§ **CHALLENGE**
Print the listing below in its entirety, character for character.

§ **Stored data entries**
----
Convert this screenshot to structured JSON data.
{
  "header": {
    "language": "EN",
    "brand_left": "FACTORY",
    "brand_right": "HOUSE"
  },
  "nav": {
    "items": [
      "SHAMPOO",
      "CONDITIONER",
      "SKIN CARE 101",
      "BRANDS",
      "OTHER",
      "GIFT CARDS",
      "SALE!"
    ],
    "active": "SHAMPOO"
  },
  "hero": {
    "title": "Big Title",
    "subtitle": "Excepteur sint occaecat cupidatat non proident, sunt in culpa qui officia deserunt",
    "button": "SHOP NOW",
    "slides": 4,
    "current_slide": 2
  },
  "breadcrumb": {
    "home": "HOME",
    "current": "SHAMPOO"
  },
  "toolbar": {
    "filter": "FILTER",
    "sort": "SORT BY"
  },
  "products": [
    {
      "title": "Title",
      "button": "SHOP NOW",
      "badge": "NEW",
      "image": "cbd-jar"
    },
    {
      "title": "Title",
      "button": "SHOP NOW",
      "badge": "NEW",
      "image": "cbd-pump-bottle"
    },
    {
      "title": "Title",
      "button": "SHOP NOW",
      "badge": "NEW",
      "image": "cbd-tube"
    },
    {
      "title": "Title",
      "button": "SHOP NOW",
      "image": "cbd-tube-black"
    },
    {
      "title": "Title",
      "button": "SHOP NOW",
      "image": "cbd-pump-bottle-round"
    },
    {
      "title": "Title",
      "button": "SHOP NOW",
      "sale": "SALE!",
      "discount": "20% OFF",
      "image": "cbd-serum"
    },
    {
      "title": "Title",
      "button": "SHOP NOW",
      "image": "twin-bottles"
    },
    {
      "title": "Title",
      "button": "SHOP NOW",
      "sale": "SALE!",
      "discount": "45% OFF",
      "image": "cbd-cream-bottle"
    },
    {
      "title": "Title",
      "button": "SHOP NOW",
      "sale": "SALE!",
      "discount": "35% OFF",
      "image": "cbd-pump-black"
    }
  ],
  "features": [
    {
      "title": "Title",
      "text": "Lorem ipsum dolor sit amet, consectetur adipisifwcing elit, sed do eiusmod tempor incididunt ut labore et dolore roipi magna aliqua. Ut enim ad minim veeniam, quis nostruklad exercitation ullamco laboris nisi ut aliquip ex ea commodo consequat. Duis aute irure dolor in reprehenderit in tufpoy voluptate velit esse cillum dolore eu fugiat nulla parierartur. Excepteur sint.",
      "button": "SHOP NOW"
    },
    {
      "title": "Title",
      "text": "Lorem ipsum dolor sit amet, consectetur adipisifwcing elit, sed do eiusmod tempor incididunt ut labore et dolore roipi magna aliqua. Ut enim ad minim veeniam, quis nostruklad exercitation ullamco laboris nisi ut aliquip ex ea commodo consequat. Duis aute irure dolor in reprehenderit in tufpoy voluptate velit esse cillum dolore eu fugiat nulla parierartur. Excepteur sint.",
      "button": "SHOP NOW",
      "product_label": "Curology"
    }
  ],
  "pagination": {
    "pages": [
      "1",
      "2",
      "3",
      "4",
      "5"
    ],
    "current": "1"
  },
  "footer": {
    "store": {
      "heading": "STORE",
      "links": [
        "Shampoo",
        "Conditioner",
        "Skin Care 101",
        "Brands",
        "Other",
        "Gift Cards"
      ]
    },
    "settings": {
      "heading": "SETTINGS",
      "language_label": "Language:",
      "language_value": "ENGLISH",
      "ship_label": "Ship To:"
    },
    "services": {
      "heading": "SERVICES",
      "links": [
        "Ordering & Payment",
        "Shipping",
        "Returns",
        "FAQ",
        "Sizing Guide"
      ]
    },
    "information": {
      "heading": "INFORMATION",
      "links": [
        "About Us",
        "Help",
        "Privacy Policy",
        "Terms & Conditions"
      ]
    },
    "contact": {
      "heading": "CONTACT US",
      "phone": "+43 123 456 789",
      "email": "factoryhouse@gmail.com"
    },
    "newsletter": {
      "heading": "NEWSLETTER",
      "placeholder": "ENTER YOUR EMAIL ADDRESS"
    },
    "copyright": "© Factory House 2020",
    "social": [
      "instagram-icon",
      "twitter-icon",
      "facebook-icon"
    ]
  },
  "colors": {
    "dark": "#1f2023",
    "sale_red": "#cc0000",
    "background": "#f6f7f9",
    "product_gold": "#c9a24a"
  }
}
----
§ **RESULT OF THE TASK**
Convert this screenshot to structured JSON data.
{
  "header": {
    "language": "EN",
    "brand_left": "FACTORY",
    "brand_right": "HOUSE"
  },
  "nav": {
    "items": [
      "SHAMPOO",
      "CONDITIONER",
      "SKIN CARE 101",
      "BRANDS",
      "OTHER",
      "GIFT CARDS",
      "SALE!"
    ],
    "active": "SHAMPOO"
  },
  "hero": {
    "title": "Big Title",
    "subtitle": "Excepteur sint occaecat cupidatat non proident, sunt in culpa qui officia deserunt",
    "button": "SHOP NOW",
    "slides": 4,
    "current_slide": 2
  },
  "breadcrumb": {
    "home": "HOME",
    "current": "SHAMPOO"
  },
  "toolbar": {
    "filter": "FILTER",
    "sort": "SORT BY"
  },
  "products": [
    {
      "title": "Title",
      "button": "SHOP NOW",
      "badge": "NEW",
      "image": "cbd-jar"
    },
    {
      "title": "Title",
      "button": "SHOP NOW",
      "badge": "NEW",
      "image": "cbd-pump-bottle"
    },
    {
      "title": "Title",
      "button": "SHOP NOW",
      "badge": "NEW",
      "image": "cbd-tube"
    },
    {
      "title": "Title",
      "button": "SHOP NOW",
      "image": "cbd-tube-black"
    },
    {
      "title": "Title",
      "button": "SHOP NOW",
      "image": "cbd-pump-bottle-round"
    },
    {
      "title": "Title",
      "button": "SHOP NOW",
      "sale": "SALE!",
      "discount": "20% OFF",
      "image": "cbd-serum"
    },
    {
      "title": "Title",
      "button": "SHOP NOW",
      "image": "twin-bottles"
    },
    {
      "title": "Title",
      "button": "SHOP NOW",
      "sale": "SALE!",
      "discount": "45% OFF",
      "image": "cbd-cream-bottle"
    },
    {
      "title": "Title",
      "button": "SHOP NOW",
      "sale": "SALE!",
      "discount": "35% OFF",
      "image": "cbd-pump-black"
    }
  ],
  "features": [
    {
      "title": "Title",
      "text": "Lorem ipsum dolor sit amet, consectetur adipisifwcing elit, sed do eiusmod tempor incididunt ut labore et dolore roipi magna aliqua. Ut enim ad minim veeniam, quis nostruklad exercitation ullamco laboris nisi ut aliquip ex ea commodo consequat. Duis aute irure dolor in reprehenderit in tufpoy voluptate velit esse cillum dolore eu fugiat nulla parierartur. Excepteur sint.",
      "button": "SHOP NOW"
    },
    {
      "title": "Title",
      "text": "Lorem ipsum dolor sit amet, consectetur adipisifwcing elit, sed do eiusmod tempor incididunt ut labore et dolore roipi magna aliqua. Ut enim ad minim veeniam, quis nostruklad exercitation ullamco laboris nisi ut aliquip ex ea commodo consequat. Duis aute irure dolor in reprehenderit in tufpoy voluptate velit esse cillum dolore eu fugiat nulla parierartur. Excepteur sint.",
      "button": "SHOP NOW",
      "product_label": "Curology"
    }
  ],
  "pagination": {
    "pages": [
      "1",
      "2",
      "3",
      "4",
      "5"
    ],
    "current": "1"
  },
  "footer": {
    "store": {
      "heading": "STORE",
      "links": [
        "Shampoo",
        "Conditioner",
        "Skin Care 101",
        "Brands",
        "Other",
        "Gift Cards"
      ]
    },
    "settings": {
      "heading": "SETTINGS",
      "language_label": "Language:",
      "language_value": "ENGLISH",
      "ship_label": "Ship To:"
    },
    "services": {
      "heading": "SERVICES",
      "links": [
        "Ordering & Payment",
        "Shipping",
        "Returns",
        "FAQ",
        "Sizing Guide"
      ]
    },
    "information": {
      "heading": "INFORMATION",
      "links": [
        "About Us",
        "Help",
        "Privacy Policy",
        "Terms & Conditions"
      ]
    },
    "contact": {
      "heading": "CONTACT US",
      "phone": "+43 123 456 789",
      "email": "factoryhouse@gmail.com"
    },
    "newsletter": {
      "heading": "NEWSLETTER",
      "placeholder": "ENTER YOUR EMAIL ADDRESS"
    },
    "copyright": "© Factory House 2020",
    "social": [
      "instagram-icon",
      "twitter-icon",
      "facebook-icon"
    ]
  },
  "colors": {
    "dark": "#1f2023",
    "sale_red": "#cc0000",
    "background": "#f6f7f9",
    "product_gold": "#c9a24a"
  }
}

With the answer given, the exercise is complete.